**STATED TASK:** Of the lines in the listing below, how many hold "addDemoTask"? Answer with the number only.

Items from a dataset:
----

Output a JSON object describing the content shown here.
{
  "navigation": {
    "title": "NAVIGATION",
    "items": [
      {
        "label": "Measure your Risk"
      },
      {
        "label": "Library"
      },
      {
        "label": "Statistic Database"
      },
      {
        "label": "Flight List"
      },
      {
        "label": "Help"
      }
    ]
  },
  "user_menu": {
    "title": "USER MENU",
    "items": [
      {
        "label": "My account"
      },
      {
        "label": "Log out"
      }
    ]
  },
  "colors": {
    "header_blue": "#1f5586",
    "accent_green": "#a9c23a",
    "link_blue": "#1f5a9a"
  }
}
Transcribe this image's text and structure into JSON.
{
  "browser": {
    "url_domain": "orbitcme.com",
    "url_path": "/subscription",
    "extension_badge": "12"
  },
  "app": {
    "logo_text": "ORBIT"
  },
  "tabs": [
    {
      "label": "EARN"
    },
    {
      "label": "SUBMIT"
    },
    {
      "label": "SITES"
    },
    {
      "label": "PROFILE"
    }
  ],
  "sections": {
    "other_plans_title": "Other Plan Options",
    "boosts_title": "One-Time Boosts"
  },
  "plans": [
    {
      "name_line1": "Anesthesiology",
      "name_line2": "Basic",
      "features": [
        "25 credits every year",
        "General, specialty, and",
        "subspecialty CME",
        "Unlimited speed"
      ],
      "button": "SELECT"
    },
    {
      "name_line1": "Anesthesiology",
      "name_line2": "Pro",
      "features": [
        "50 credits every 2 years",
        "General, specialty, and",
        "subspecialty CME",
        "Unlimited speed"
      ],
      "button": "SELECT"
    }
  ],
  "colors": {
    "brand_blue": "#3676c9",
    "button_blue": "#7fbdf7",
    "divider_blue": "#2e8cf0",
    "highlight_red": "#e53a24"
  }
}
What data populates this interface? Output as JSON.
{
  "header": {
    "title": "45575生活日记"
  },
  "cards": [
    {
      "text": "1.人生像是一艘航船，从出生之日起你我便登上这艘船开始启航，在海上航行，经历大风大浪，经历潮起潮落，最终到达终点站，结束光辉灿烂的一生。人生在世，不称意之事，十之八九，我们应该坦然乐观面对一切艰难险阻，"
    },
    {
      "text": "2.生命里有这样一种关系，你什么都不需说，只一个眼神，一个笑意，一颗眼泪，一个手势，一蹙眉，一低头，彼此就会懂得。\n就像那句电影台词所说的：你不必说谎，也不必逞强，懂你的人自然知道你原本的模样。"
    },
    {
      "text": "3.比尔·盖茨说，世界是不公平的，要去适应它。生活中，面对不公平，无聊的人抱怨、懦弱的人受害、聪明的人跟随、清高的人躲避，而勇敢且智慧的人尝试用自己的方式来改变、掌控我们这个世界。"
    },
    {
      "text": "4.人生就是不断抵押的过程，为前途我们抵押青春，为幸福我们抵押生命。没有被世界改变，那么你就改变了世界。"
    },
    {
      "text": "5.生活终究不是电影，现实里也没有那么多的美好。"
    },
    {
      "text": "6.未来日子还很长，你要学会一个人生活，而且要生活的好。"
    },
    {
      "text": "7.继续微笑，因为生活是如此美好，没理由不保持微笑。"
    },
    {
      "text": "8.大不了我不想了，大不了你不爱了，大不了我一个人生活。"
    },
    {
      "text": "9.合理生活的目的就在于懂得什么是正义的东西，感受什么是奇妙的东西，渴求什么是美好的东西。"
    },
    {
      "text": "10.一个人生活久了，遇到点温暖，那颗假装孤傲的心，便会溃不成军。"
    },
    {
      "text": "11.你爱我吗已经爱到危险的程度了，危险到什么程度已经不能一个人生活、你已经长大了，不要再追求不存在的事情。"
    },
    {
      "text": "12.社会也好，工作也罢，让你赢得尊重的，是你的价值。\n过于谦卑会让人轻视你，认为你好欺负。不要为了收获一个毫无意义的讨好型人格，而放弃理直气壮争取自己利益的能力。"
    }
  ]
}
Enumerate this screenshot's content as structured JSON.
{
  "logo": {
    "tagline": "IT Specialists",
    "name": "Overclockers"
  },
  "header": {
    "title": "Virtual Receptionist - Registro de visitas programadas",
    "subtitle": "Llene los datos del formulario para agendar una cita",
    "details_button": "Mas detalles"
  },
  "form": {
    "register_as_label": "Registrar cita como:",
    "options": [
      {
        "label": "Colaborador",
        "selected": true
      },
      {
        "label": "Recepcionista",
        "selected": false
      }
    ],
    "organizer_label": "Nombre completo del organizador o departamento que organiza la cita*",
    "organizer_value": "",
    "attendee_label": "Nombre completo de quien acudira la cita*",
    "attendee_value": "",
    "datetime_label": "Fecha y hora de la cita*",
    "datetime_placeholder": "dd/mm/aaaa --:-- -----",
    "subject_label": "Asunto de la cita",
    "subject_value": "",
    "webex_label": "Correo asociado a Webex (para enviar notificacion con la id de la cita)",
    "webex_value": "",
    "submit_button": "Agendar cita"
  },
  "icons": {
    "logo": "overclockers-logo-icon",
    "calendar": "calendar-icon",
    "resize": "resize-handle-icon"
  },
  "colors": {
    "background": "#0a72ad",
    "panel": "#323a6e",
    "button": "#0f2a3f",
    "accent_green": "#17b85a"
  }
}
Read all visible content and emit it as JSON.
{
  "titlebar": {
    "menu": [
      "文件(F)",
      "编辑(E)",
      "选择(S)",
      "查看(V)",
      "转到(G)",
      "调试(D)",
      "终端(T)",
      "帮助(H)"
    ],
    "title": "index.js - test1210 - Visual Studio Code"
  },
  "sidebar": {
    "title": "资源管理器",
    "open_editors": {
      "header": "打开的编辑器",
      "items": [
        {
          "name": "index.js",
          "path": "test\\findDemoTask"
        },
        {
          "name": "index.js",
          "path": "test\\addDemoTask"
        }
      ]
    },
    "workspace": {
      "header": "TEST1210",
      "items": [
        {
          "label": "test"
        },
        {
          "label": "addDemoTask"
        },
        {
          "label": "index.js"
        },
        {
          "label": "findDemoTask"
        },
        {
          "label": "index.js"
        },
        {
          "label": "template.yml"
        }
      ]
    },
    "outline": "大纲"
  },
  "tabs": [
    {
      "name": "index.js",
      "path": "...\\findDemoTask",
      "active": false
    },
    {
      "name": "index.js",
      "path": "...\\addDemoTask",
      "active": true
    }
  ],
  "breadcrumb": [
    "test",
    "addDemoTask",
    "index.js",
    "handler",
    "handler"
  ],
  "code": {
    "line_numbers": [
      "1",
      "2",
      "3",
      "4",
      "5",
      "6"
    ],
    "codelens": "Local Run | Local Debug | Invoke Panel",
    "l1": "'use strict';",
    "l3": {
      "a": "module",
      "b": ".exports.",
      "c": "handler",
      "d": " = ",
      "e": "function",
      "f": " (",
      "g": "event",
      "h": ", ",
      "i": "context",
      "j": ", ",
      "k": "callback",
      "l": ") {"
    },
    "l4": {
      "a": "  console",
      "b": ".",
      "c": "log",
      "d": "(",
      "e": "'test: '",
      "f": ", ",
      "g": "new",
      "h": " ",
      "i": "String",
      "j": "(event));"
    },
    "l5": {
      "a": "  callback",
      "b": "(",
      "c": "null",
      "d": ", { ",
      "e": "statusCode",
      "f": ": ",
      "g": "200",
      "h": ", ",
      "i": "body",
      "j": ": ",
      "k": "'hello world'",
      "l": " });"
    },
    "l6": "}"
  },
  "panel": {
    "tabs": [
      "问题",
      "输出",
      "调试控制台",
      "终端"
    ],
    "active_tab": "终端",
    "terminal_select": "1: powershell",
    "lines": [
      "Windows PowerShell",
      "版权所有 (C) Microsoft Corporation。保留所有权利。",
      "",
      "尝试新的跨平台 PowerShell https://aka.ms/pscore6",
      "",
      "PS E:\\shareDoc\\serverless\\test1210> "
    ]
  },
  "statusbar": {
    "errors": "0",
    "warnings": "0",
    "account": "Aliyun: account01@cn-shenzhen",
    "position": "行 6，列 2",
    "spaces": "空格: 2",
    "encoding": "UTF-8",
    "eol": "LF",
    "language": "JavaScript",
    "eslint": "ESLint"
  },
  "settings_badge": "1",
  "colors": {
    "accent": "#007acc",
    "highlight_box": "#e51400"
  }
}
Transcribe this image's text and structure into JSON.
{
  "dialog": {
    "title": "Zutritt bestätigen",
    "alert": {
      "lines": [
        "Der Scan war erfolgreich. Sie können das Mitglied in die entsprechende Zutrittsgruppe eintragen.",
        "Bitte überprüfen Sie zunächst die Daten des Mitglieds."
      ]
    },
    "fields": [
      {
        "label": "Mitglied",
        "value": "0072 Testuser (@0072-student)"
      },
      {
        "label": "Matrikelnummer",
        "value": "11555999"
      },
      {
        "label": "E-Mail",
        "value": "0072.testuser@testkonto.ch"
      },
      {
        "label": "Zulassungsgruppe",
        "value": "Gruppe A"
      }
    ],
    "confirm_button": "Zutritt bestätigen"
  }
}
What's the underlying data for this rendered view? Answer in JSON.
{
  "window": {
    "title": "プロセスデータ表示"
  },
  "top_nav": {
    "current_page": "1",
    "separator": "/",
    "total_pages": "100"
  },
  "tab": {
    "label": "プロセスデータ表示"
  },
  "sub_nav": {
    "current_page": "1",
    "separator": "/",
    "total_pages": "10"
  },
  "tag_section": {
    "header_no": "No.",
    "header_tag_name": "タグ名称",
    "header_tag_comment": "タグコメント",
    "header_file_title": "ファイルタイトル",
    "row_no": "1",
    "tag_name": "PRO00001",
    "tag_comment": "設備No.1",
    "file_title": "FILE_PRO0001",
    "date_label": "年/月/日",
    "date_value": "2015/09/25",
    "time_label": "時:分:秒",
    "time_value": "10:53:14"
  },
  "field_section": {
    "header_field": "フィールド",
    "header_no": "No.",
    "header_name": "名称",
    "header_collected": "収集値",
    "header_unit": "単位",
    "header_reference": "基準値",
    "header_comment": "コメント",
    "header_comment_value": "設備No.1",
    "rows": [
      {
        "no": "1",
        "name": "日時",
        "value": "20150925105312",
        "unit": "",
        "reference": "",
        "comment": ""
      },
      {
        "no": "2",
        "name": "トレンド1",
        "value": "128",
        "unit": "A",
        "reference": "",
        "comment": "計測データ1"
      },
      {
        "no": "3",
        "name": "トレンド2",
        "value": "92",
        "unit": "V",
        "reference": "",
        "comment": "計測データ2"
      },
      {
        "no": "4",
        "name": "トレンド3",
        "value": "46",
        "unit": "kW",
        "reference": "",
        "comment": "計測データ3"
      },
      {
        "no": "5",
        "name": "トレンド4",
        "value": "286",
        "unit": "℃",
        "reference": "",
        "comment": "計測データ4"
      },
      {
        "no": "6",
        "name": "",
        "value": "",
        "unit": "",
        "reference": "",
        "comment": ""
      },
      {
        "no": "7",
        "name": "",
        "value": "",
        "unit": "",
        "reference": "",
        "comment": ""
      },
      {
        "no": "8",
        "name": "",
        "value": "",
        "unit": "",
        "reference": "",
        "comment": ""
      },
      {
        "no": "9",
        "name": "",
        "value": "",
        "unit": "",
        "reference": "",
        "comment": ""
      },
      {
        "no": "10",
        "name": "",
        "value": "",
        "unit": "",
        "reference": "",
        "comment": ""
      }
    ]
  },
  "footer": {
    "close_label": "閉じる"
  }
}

----

**SOLVED EXERCISE:** 4